== EXTRACTED DATA ==
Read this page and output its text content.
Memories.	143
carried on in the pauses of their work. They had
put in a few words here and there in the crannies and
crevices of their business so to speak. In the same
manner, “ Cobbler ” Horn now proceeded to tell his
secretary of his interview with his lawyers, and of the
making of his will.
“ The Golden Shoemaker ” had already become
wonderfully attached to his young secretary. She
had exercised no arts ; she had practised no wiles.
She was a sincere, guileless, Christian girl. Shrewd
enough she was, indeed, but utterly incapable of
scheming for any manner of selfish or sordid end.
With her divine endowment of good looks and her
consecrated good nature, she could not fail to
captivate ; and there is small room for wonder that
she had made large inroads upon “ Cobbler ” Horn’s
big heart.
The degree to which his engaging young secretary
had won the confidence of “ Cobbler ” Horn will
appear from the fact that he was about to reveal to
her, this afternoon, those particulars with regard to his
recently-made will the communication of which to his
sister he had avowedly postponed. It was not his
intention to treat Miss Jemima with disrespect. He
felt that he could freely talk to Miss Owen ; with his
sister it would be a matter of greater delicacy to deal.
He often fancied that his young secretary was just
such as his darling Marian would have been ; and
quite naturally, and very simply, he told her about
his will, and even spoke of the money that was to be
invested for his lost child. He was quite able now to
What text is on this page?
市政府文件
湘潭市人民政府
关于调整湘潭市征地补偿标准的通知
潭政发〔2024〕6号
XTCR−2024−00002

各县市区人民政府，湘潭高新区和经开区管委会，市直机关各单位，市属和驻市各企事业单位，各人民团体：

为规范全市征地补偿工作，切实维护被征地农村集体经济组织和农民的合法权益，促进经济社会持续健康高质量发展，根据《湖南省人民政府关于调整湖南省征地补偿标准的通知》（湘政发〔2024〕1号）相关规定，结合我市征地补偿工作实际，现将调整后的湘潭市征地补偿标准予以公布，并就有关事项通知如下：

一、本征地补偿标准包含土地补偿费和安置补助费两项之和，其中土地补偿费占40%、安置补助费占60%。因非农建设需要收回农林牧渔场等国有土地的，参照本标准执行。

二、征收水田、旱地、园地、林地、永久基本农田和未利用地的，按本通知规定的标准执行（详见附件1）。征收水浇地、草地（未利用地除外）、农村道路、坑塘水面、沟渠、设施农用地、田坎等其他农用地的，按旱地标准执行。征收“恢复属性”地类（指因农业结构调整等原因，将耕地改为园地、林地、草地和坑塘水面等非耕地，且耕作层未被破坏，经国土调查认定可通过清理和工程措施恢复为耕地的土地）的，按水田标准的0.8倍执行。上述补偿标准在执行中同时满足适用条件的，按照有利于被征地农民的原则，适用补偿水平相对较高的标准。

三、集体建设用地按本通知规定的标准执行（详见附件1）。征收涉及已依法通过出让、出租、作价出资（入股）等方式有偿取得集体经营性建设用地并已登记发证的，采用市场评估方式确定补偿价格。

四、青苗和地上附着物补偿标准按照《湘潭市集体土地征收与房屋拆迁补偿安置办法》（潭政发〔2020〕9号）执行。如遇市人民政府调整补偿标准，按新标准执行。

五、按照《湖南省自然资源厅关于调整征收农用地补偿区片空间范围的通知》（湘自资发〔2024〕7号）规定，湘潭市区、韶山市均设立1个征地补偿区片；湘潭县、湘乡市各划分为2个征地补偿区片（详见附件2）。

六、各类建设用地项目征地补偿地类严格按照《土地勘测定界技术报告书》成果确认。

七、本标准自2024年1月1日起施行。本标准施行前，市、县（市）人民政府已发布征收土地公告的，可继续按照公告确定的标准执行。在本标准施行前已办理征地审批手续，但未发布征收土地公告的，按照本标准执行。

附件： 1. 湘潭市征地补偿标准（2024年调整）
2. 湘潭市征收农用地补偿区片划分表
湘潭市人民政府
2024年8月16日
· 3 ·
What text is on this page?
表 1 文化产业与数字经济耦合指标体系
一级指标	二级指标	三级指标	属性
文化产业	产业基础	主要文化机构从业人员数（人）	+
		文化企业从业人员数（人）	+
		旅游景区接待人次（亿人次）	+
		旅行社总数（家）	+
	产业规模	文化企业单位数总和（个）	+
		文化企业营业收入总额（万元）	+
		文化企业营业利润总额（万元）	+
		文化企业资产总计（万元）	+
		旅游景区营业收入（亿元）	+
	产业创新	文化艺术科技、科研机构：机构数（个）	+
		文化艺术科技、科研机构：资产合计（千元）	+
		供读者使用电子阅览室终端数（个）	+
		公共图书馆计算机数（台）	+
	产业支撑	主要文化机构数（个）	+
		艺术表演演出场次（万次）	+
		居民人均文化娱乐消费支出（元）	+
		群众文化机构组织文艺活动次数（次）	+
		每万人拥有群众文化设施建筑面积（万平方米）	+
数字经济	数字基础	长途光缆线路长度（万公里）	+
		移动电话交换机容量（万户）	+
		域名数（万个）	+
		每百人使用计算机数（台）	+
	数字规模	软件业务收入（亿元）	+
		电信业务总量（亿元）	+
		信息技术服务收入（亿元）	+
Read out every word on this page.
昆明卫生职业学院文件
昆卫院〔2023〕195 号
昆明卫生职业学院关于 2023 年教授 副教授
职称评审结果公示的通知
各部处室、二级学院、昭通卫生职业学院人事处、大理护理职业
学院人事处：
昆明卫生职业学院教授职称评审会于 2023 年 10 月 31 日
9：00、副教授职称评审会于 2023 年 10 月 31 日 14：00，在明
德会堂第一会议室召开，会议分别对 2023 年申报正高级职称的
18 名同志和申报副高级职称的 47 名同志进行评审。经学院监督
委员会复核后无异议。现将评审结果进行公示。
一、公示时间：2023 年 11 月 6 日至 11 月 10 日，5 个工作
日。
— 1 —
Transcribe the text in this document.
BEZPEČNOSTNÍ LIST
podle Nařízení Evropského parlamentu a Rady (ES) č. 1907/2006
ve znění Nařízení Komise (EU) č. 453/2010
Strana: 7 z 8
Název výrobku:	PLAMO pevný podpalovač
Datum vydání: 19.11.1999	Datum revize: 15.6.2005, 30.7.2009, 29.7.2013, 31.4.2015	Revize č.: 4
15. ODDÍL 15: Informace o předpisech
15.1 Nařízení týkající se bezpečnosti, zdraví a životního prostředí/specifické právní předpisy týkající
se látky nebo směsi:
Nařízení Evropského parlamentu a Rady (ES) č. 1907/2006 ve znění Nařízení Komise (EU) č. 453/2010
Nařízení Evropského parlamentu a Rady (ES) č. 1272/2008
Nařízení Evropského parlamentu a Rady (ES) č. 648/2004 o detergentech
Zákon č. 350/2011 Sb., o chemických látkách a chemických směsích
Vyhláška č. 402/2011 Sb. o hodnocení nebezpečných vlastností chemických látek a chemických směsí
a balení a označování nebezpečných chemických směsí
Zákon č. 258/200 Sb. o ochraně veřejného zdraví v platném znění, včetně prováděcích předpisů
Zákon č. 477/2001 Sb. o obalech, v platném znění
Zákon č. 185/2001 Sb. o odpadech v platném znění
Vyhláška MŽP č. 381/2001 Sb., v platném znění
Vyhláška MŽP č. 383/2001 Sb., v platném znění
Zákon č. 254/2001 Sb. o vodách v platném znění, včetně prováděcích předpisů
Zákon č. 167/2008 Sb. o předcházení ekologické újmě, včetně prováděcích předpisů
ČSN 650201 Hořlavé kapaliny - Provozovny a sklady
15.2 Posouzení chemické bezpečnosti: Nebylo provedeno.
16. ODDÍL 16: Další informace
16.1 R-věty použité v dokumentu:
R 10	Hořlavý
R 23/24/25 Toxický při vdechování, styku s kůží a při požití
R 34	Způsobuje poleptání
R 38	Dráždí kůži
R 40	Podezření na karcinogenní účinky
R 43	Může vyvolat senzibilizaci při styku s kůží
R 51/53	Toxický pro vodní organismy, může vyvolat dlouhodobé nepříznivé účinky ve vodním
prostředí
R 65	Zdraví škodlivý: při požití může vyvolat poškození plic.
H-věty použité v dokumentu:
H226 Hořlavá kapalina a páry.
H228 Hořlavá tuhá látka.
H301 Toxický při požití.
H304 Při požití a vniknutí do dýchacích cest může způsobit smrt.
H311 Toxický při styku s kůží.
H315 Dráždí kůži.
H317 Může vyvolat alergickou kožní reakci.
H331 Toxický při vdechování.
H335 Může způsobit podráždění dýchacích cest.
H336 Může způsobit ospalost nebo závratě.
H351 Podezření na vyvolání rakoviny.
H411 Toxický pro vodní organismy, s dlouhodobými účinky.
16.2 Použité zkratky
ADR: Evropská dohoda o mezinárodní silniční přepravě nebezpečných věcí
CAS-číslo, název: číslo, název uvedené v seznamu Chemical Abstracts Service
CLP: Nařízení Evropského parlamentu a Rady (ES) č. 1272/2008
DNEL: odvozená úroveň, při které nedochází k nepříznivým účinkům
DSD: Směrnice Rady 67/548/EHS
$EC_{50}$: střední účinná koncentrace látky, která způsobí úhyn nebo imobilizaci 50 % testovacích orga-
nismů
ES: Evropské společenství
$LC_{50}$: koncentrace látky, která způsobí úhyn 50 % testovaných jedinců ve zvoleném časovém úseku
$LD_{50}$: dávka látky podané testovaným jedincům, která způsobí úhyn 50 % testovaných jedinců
===
__AIM OF THE TASK__: Every line of the records that includes the word "young" should be gathered.

__IN RESPONSE__:
wonderfully attached to his young secretary. She
The degree to which his engaging young secretary
He often fancied that his young secretary was just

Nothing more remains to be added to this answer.